§ **Task prompt**
Keep only the lines of the listing that include the word "影响范围", and copy them.

§ **Provided entries**
==*==
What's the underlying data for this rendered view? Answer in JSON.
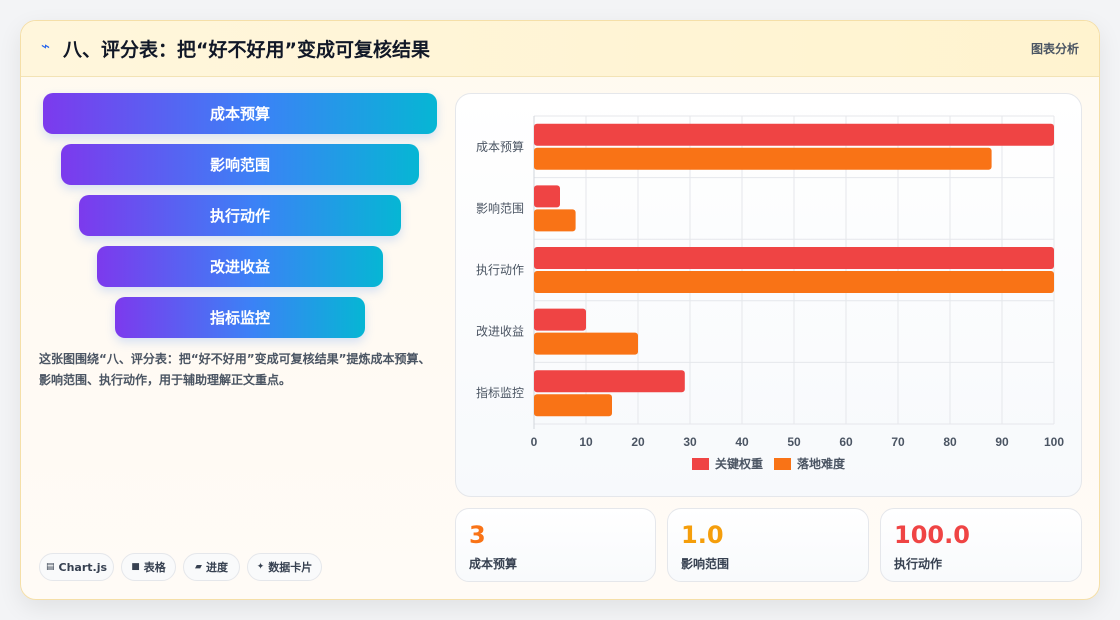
{
  "header": {
    "icon": "lightning-icon",
    "title": "八、评分表：把“好不好用”变成可复核结果",
    "tag": "图表分析"
  },
  "funnel": {
    "items": [
      "成本预算",
      "影响范围",
      "执行动作",
      "改进收益",
      "指标监控"
    ]
  },
  "description": "这张图围绕“八、评分表：把“好不好用”变成可复核结果”提炼成本预算、影响范围、执行动作，用于辅助理解正文重点。",
  "chips": [
    {
      "icon": "chart-icon",
      "label": "Chart.js"
    },
    {
      "icon": "table-icon",
      "label": "表格"
    },
    {
      "icon": "progress-icon",
      "label": "进度"
    },
    {
      "icon": "sparkle-icon",
      "label": "数据卡片"
    }
  ],
  "stats": [
    {
      "value": "3",
      "label": "成本预算",
      "color": "#f97316"
    },
    {
      "value": "1.0",
      "label": "影响范围",
      "color": "#f59e0b"
    },
    {
      "value": "100.0",
      "label": "执行动作",
      "color": "#ef4444"
    }
  ],
  "chart_data": {
    "type": "bar",
    "orientation": "horizontal",
    "categories": [
      "成本预算",
      "影响范围",
      "执行动作",
      "改进收益",
      "指标监控"
    ],
    "series": [
      {
        "name": "关键权重",
        "values": [
          100,
          5,
          100,
          10,
          29
        ],
        "color": "#ef4444"
      },
      {
        "name": "落地难度",
        "values": [
          88,
          8,
          100,
          20,
          15
        ],
        "color": "#f97316"
      }
    ],
    "xlim": [
      0,
      100
    ],
    "xticks": [
      0,
      10,
      20,
      30,
      40,
      50,
      60,
      70,
      80,
      90,
      100
    ],
    "grid": true,
    "legend": "bottom"
  }
}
==*==
§ **Reply**
      "影响范围",
  "description": "这张图围绕“八、评分表：把“好不好用”变成可复核结果”提炼成本预算、影响范围、执行动作，用于辅助理解正文重点。",
      "label": "影响范围",
      "影响范围",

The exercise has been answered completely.